Print the listing as it stands, omitting all images.

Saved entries
'''

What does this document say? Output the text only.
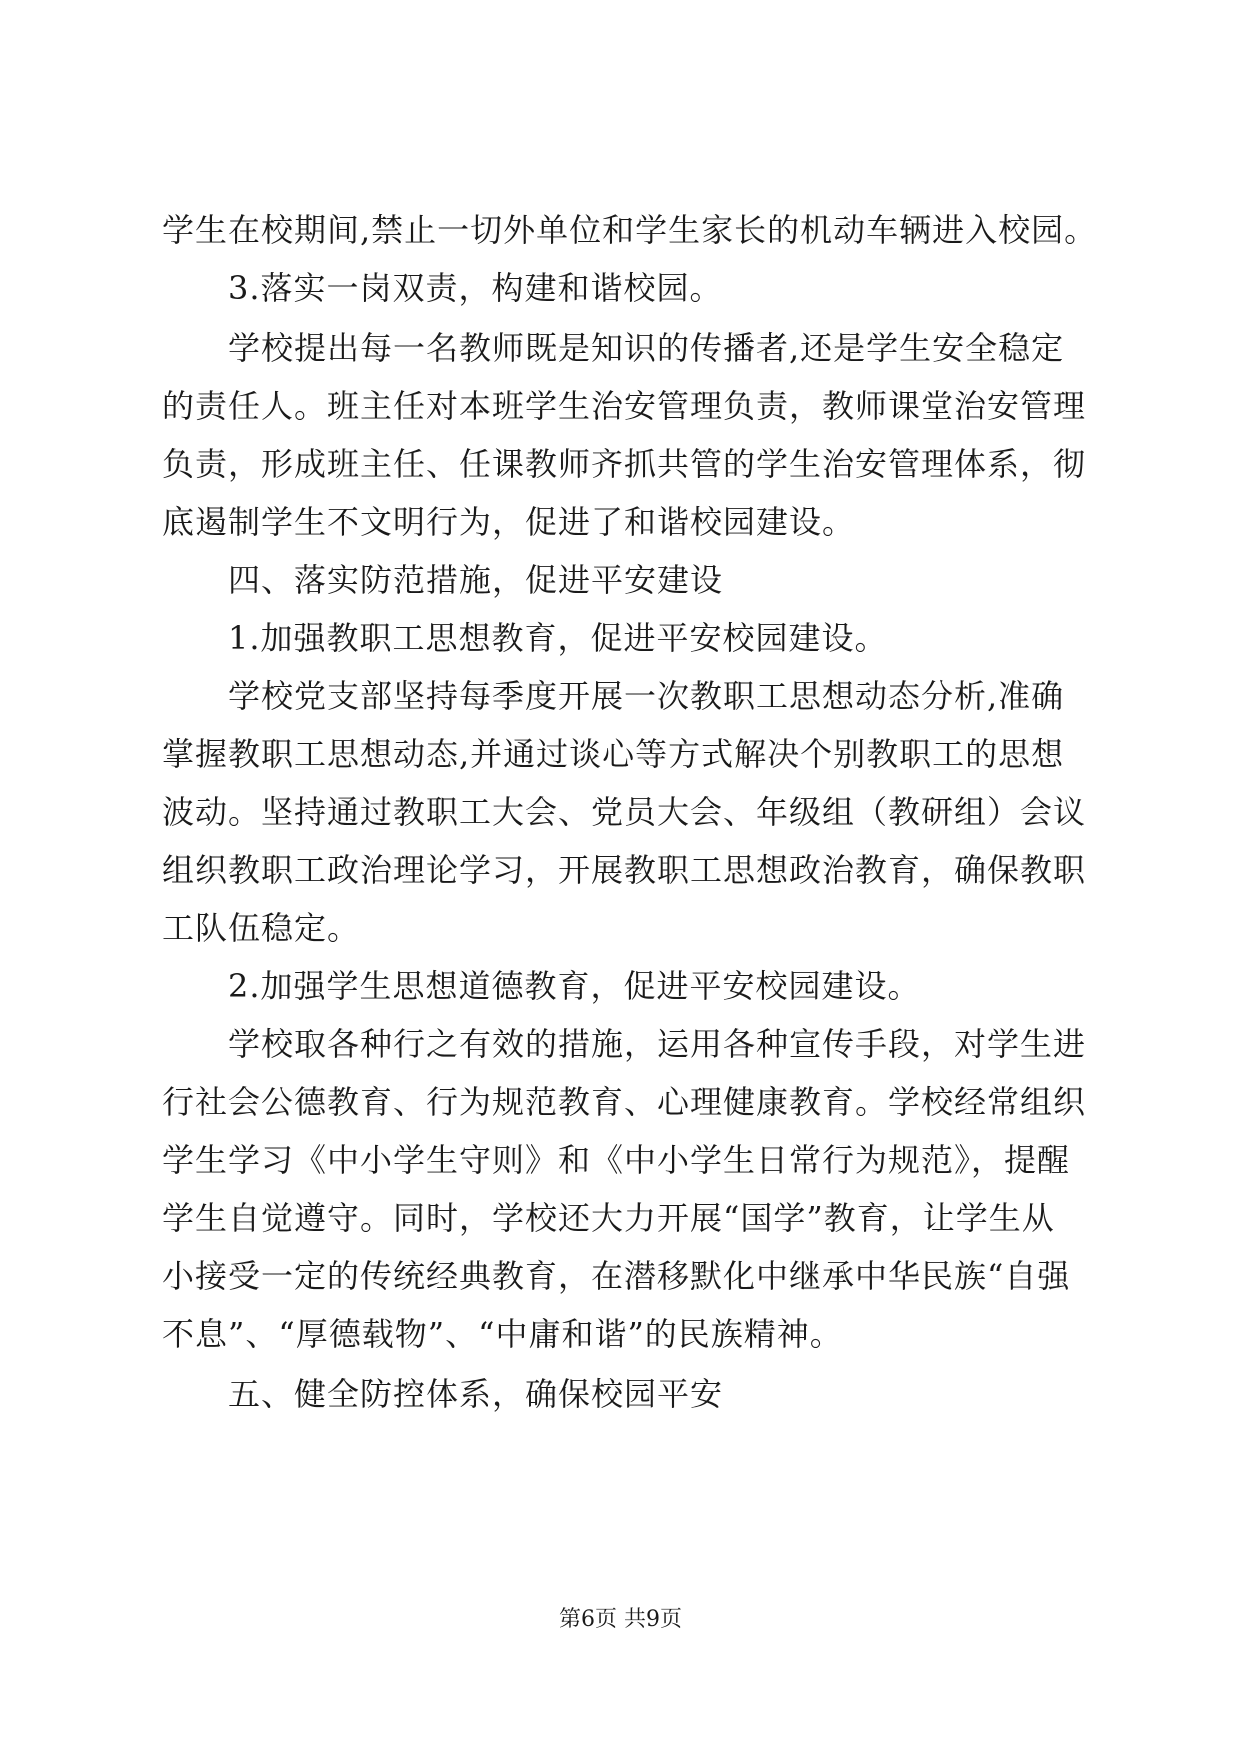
学生在校期间,禁止一切外单位和学生家长的机动车辆进入校园。
3.落实一岗双责，构建和谐校园。
学校提出每一名教师既是知识的传播者,还是学生安全稳定
的责任人。班主任对本班学生治安管理负责，教师课堂治安管理
负责，形成班主任、任课教师齐抓共管的学生治安管理体系，彻
底遏制学生不文明行为，促进了和谐校园建设。
四、落实防范措施，促进平安建设
1.加强教职工思想教育，促进平安校园建设。
学校党支部坚持每季度开展一次教职工思想动态分析,准确
掌握教职工思想动态,并通过谈心等方式解决个别教职工的思想
波动。坚持通过教职工大会、党员大会、年级组（教研组）会议
组织教职工政治理论学习，开展教职工思想政治教育，确保教职
工队伍稳定。
2.加强学生思想道德教育，促进平安校园建设。
学校取各种行之有效的措施，运用各种宣传手段，对学生进
行社会公德教育、行为规范教育、心理健康教育。学校经常组织
学生学习《中小学生守则》和《中小学生日常行为规范》，提醒
学生自觉遵守。同时，学校还大力开展“国学”教育，让学生从
小接受一定的传统经典教育，在潜移默化中继承中华民族“自强
不息”、“厚德载物”、“中庸和谐”的民族精神。
五、健全防控体系，确保校园平安
第6页 共9页
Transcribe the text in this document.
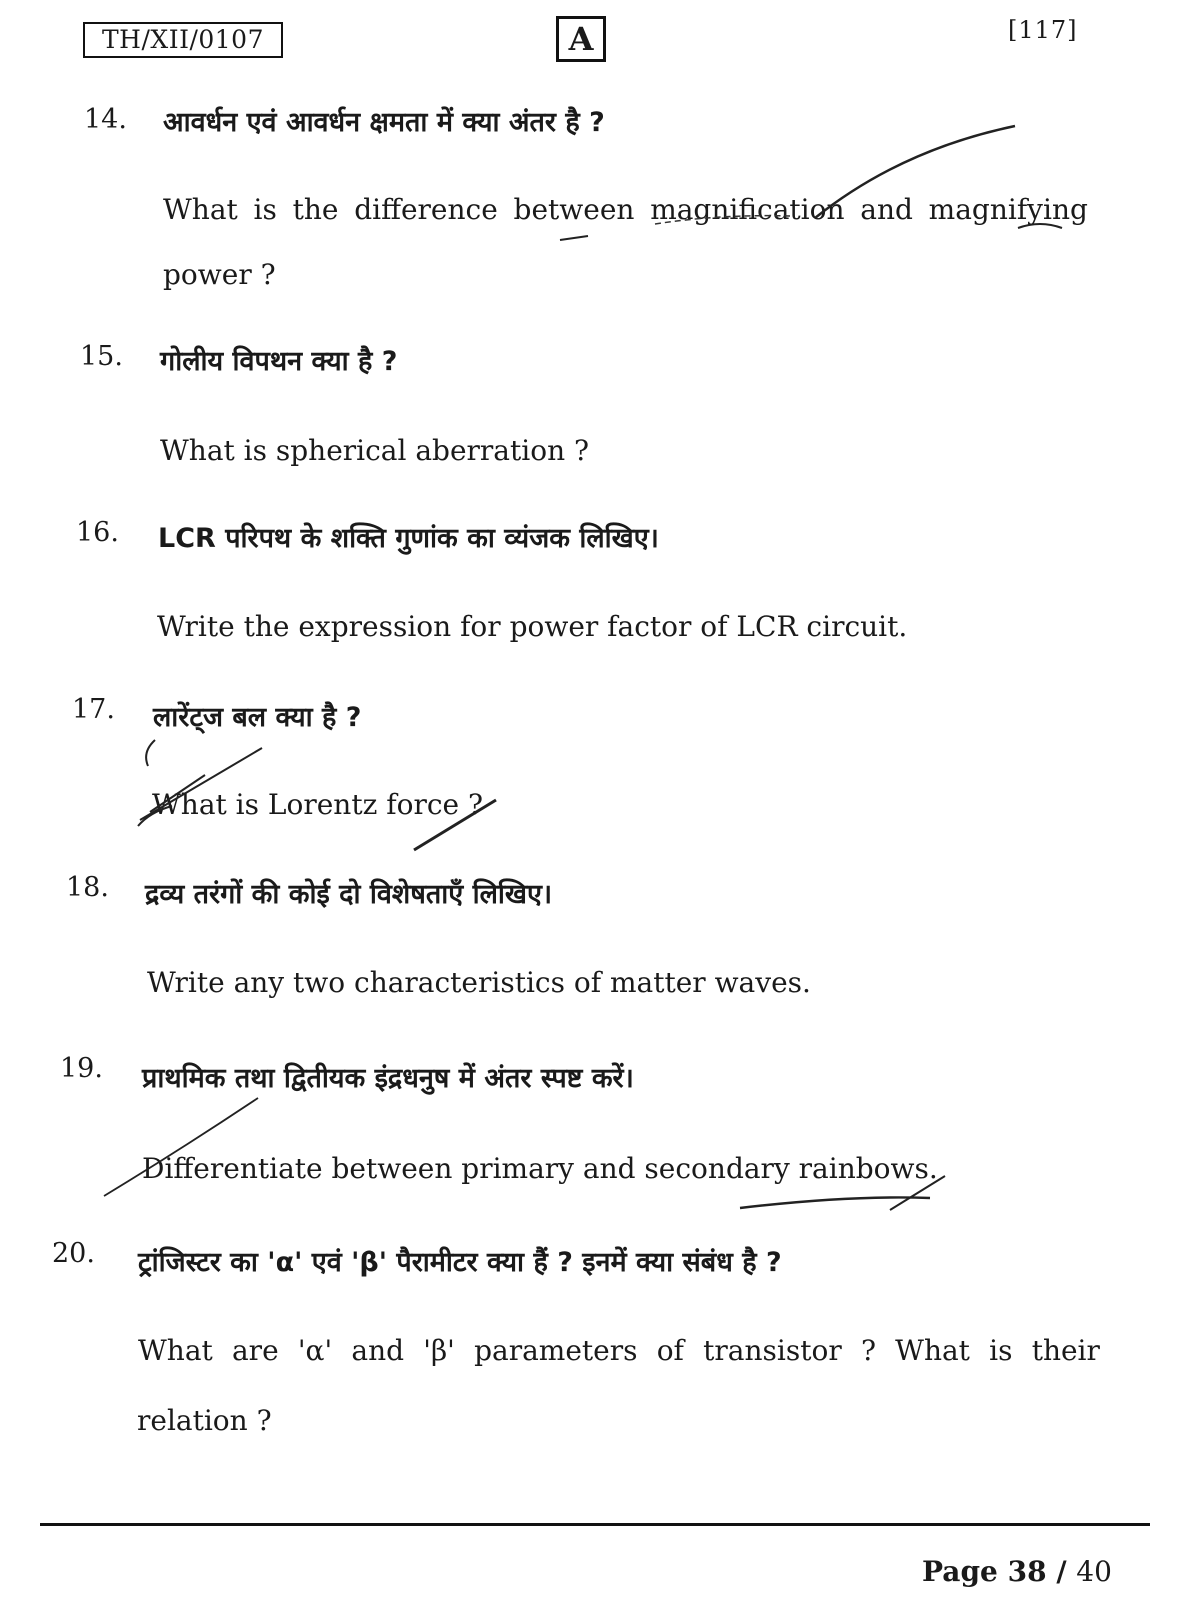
TH/XII/0107	A	[117]
14. आवर्धन एवं आवर्धन क्षमता में क्या अंतर है ?
What is the difference between magnification and magnifying
power ?
15. गोलीय विपथन क्या है ?
What is spherical aberration ?
16. LCR परिपथ के शक्ति गुणांक का व्यंजक लिखिए।
Write the expression for power factor of LCR circuit.
17. लारेंट्ज बल क्या है ?
What is Lorentz force ?
18. द्रव्य तरंगों की कोई दो विशेषताएँ लिखिए।
Write any two characteristics of matter waves.
19. प्राथमिक तथा द्वितीयक इंद्रधनुष में अंतर स्पष्ट करें।
Differentiate between primary and secondary rainbows.
20. ट्रांजिस्टर का 'α' एवं 'β' पैरामीटर क्या हैं ? इनमें क्या संबंध है ?
What are 'α' and 'β' parameters of transistor ? What is their
relation ?
Page 38 / 40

'''

● **COMPLETE RESPONSE**:
What does this document say? Output the text only.
学生在校期间,禁止一切外单位和学生家长的机动车辆进入校园。
3.落实一岗双责，构建和谐校园。
学校提出每一名教师既是知识的传播者,还是学生安全稳定
的责任人。班主任对本班学生治安管理负责，教师课堂治安管理
负责，形成班主任、任课教师齐抓共管的学生治安管理体系，彻
底遏制学生不文明行为，促进了和谐校园建设。
四、落实防范措施，促进平安建设
1.加强教职工思想教育，促进平安校园建设。
学校党支部坚持每季度开展一次教职工思想动态分析,准确
掌握教职工思想动态,并通过谈心等方式解决个别教职工的思想
波动。坚持通过教职工大会、党员大会、年级组（教研组）会议
组织教职工政治理论学习，开展教职工思想政治教育，确保教职
工队伍稳定。
2.加强学生思想道德教育，促进平安校园建设。
学校取各种行之有效的措施，运用各种宣传手段，对学生进
行社会公德教育、行为规范教育、心理健康教育。学校经常组织
学生学习《中小学生守则》和《中小学生日常行为规范》，提醒
学生自觉遵守。同时，学校还大力开展“国学”教育，让学生从
小接受一定的传统经典教育，在潜移默化中继承中华民族“自强
不息”、“厚德载物”、“中庸和谐”的民族精神。
五、健全防控体系，确保校园平安
第6页 共9页
Transcribe the text in this document.
TH/XII/0107	A	[117]
14. आवर्धन एवं आवर्धन क्षमता में क्या अंतर है ?
What is the difference between magnification and magnifying
power ?
15. गोलीय विपथन क्या है ?
What is spherical aberration ?
16. LCR परिपथ के शक्ति गुणांक का व्यंजक लिखिए।
Write the expression for power factor of LCR circuit.
17. लारेंट्ज बल क्या है ?
What is Lorentz force ?
18. द्रव्य तरंगों की कोई दो विशेषताएँ लिखिए।
Write any two characteristics of matter waves.
19. प्राथमिक तथा द्वितीयक इंद्रधनुष में अंतर स्पष्ट करें।
Differentiate between primary and secondary rainbows.
20. ट्रांजिस्टर का 'α' एवं 'β' पैरामीटर क्या हैं ? इनमें क्या संबंध है ?
What are 'α' and 'β' parameters of transistor ? What is their
relation ?
Page 38 / 40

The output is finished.